> TUGAS ANDA
A) Jawab pertanyaan berikut berdasarkan teks tentang najis dan tubuh manusia, masing-masing di baris sendiri dengan tanda yang sama:
(i) Apa judul bagian A?
(ii) Menurut teks, bagaimana hukum benda-benda yang keluar dari dalam tubuh manusia?
(iii) Ayat mana yang dikutip sebagai dalil bahwa tubuh manusia itu suci?
B) Salin tanpa perubahan bagian teks tentang najis dan tubuh manusia, mulai dari "Dalam bab ini" sampai dengan "memang tidak najis.".
C) Teruskan teks tentang najis dan tubuh manusia, mulai setelah kalimat terakhir yang ditampilkan.

> KUTIPAN TEKS
================

Dalam bab ini kita akan membahas semua najis yang terkait dengan tubuh manusia, baik terkait dengan hukum tubuh manusia itu sendiri, apakah najis atau tidak, juga termasuk potongan-potongan tubuh manusia.
Dan yang lebih penting lagi adalah kajian tentang hukum kenajisan dari benda-benda yang keluar dari dalam tubuh manusia, karena sebagiannya ada yang hukumnya najis, namun sebagian lagi hukumnya memang tidak najis.
A. Tubuh Manusia Tidak Najis
Tubuh manusia pada dasarnya adalah benda yang suci sebagaimana firman Allah Subhanahu Wa Ta’ala:
“Dan sesungguhnya telah Kami muliakan anak-anak Adam.” (QS Al Isra’: 70)
Para ulama ahli fiqih umumnya mengartikan maksud bahwa Allah Subhanahu Wa Ta’ala memuliakan anak-anak Adam bahwa tubuh manusia itu mulia, artinya tubuh-tubuh manusia hukum bukan termasuk benda najis. Maka hukum tubuh manusia itu adalah suci.

================

> MATERI YANG DIBERIKAN
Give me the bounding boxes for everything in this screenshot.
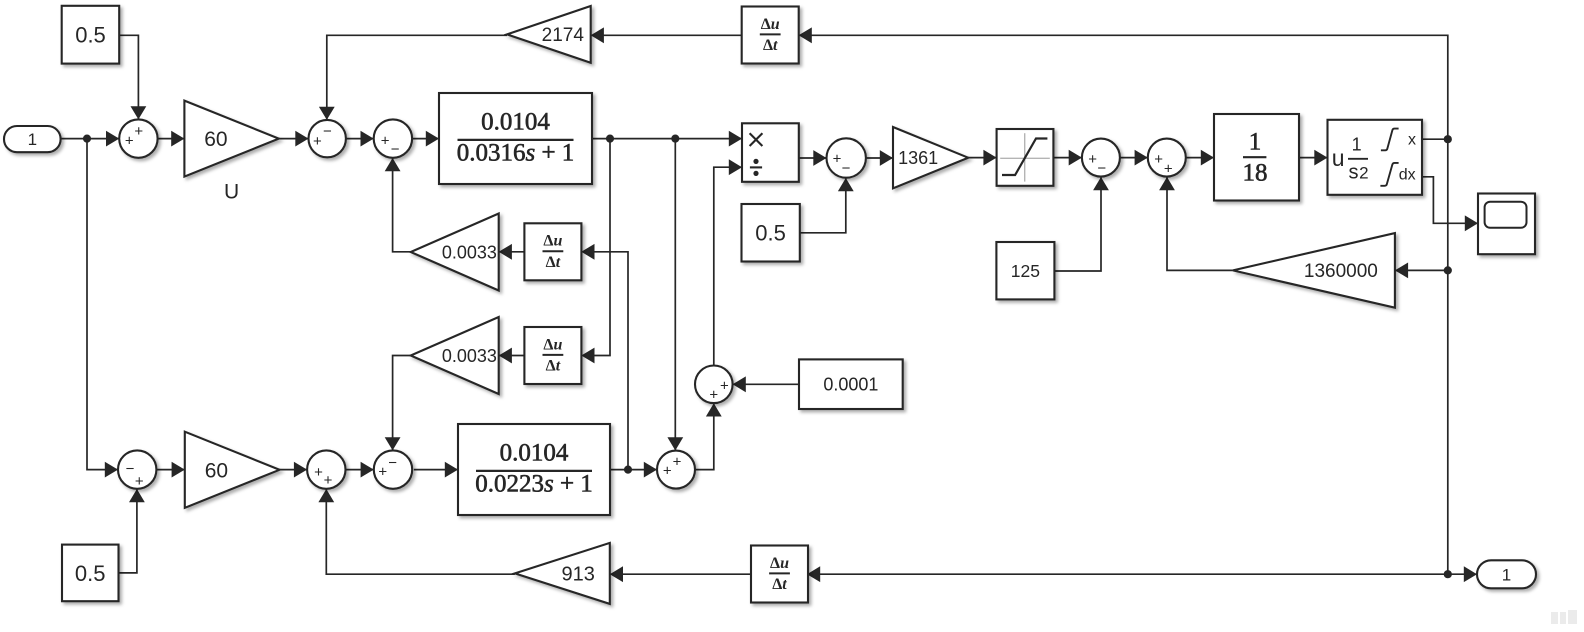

================

> JAWABAN LATIHAN
A)
(i) Tubuh Manusia Tidak Najis
(ii) Sebagian hukumnya najis, sebagian lagi tidak najis.
(iii) QS Al Isra’: 70

B)
Dalam bab ini kita akan membahas semua najis yang terkait dengan tubuh manusia, baik terkait dengan hukum tubuh manusia itu sendiri, apakah najis atau tidak, juga termasuk potongan-potongan tubuh manusia.
Dan yang lebih penting lagi adalah kajian tentang hukum kenajisan dari benda-benda yang keluar dari dalam tubuh manusia, karena sebagiannya ada yang hukumnya najis, namun sebagian lagi hukumnya memang tidak najis.

C)
1. Tubuh Orang Kafir
Yang menarik untuk dipertanyakan adalah bagaimana dengan hukum tubuh manusia yang agamanya bukan Islam, alias hukum tubuh orang kafir? Apakah tubuh mereka juga suci dan tidak najis, ataukah mereka itu termasuk benda najis, sehingga kalau kita menyentuh kulit mereka, harus dicuci 7 kali salah satunya dengan tanah?
Pertanyaan ini semakin menarik untuk ditelaah lebih jauh, mengingat di dalam Al Quran Al Karim Allah Subhanahu Wa Ta’ala telah berfirman tentang hal yang menyangkut orang musyrik yang dikatakan najis.
“Sesungguhnya orang-orang musyrik itu najis (QS At-Taubah: 28)
Dalam hal ini pendapat para ulama atau boleh kita sebut sebagai jumhur ulama, berpendapat meski ada ayat yang menyebutkan kenajisan orang musyrik, tetapi sesungguhnya tubuh mereka tetap suci hukumnya.
Sedangkan ayat yang menyatakan bahwa orang kafir (musyrik) itu najis sesungguhnya tidak terkait dengan najis secara hakiki atau ‘ain, melainkan secara hukmi. Maksudnya tubuh orang tidak suci dari hadats kecil dan besar, karena mereka tidak berwudhu atau mandi janabah.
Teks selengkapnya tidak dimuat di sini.